> Instruction: Lift out all lines below that contain "solution".

**** Data to process

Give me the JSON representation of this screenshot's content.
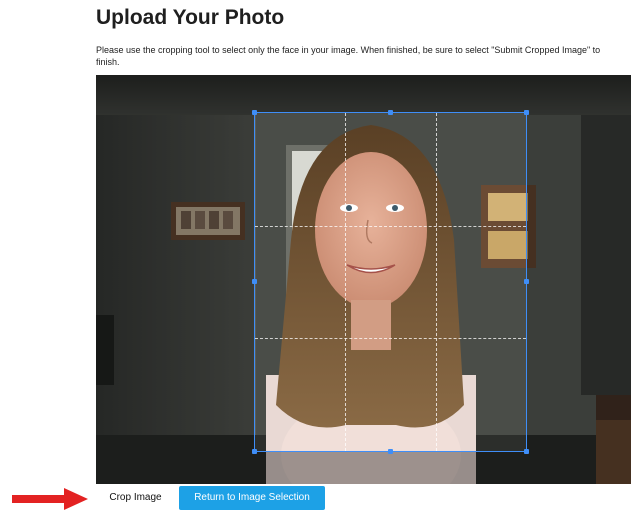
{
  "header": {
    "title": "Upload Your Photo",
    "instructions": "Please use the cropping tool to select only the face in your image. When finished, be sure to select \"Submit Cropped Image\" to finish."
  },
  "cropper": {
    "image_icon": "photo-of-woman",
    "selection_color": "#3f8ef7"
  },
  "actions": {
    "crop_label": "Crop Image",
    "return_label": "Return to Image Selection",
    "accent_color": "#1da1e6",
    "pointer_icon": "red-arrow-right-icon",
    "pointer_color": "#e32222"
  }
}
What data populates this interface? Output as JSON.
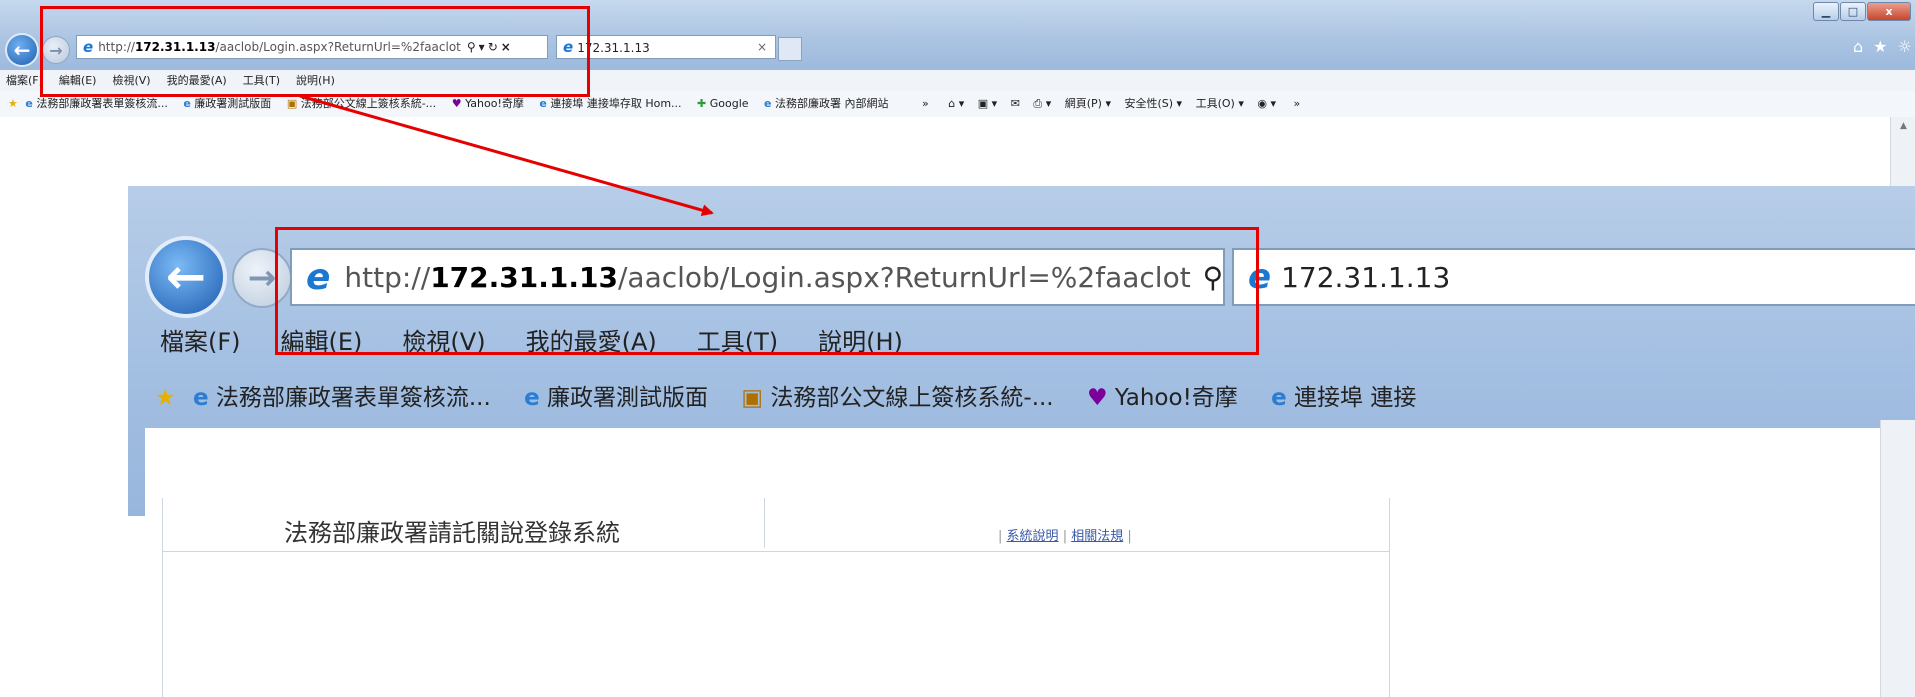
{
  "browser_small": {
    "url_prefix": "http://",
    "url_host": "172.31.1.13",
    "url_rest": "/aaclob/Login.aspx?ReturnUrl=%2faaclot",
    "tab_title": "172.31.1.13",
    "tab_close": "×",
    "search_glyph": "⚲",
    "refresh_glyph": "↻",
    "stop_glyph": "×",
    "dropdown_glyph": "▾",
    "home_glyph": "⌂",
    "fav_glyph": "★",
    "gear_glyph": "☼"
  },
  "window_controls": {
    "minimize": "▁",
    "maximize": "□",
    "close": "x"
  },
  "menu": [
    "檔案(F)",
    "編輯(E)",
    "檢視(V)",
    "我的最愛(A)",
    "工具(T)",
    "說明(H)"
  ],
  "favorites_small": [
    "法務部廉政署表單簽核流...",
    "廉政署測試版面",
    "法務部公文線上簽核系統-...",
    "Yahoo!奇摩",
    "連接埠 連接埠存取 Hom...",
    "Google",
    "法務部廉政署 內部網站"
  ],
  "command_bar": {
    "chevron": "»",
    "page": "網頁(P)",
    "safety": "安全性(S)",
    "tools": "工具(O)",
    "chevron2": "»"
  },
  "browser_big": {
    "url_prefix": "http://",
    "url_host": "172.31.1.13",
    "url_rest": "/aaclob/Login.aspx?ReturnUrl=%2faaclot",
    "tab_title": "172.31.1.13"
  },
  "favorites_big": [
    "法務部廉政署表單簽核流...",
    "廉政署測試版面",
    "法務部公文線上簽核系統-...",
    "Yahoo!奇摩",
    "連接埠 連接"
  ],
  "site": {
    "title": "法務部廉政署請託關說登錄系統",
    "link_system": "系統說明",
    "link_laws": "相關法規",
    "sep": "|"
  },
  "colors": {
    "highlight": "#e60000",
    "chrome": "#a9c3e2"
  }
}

********
**** Data to process

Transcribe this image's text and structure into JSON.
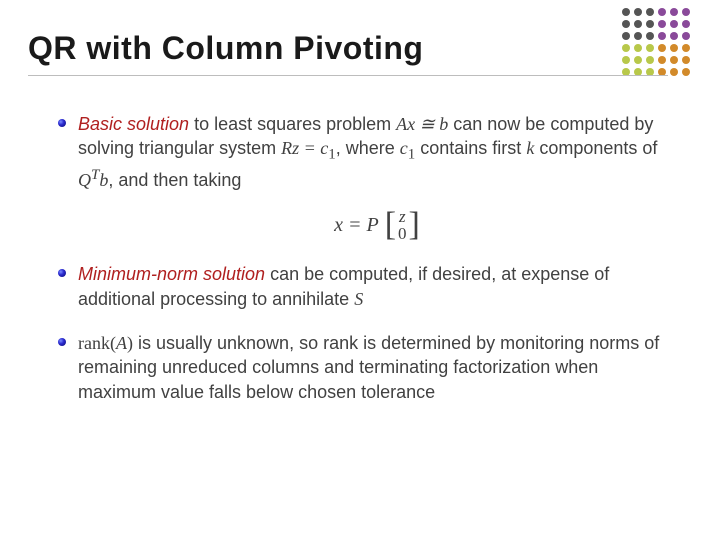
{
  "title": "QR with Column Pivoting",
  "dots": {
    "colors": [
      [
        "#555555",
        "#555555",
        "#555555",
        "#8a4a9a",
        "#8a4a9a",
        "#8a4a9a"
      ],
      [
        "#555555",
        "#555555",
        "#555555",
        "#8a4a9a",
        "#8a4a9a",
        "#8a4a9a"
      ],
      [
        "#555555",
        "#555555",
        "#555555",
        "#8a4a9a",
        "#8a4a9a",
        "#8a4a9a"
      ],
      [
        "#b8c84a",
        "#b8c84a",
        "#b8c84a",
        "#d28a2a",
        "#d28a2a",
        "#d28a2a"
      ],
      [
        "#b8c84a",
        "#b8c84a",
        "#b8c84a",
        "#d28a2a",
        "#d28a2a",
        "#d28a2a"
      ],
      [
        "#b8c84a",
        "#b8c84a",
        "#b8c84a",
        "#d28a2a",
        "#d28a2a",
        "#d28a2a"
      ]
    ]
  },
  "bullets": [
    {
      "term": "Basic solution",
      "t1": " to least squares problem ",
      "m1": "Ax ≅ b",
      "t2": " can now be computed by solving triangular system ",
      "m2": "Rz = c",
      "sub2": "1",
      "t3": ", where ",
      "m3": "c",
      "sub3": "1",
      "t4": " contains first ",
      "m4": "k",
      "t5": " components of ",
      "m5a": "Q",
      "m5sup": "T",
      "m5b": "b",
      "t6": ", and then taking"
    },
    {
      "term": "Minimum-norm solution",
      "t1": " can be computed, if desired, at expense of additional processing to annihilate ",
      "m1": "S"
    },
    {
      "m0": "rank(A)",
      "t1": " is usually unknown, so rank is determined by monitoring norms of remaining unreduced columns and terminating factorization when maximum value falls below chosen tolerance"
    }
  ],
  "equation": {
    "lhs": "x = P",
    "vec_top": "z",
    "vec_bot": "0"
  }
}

********

> Finished exercise:
      "term": "Basic solution",
      "term": "Minimum-norm solution",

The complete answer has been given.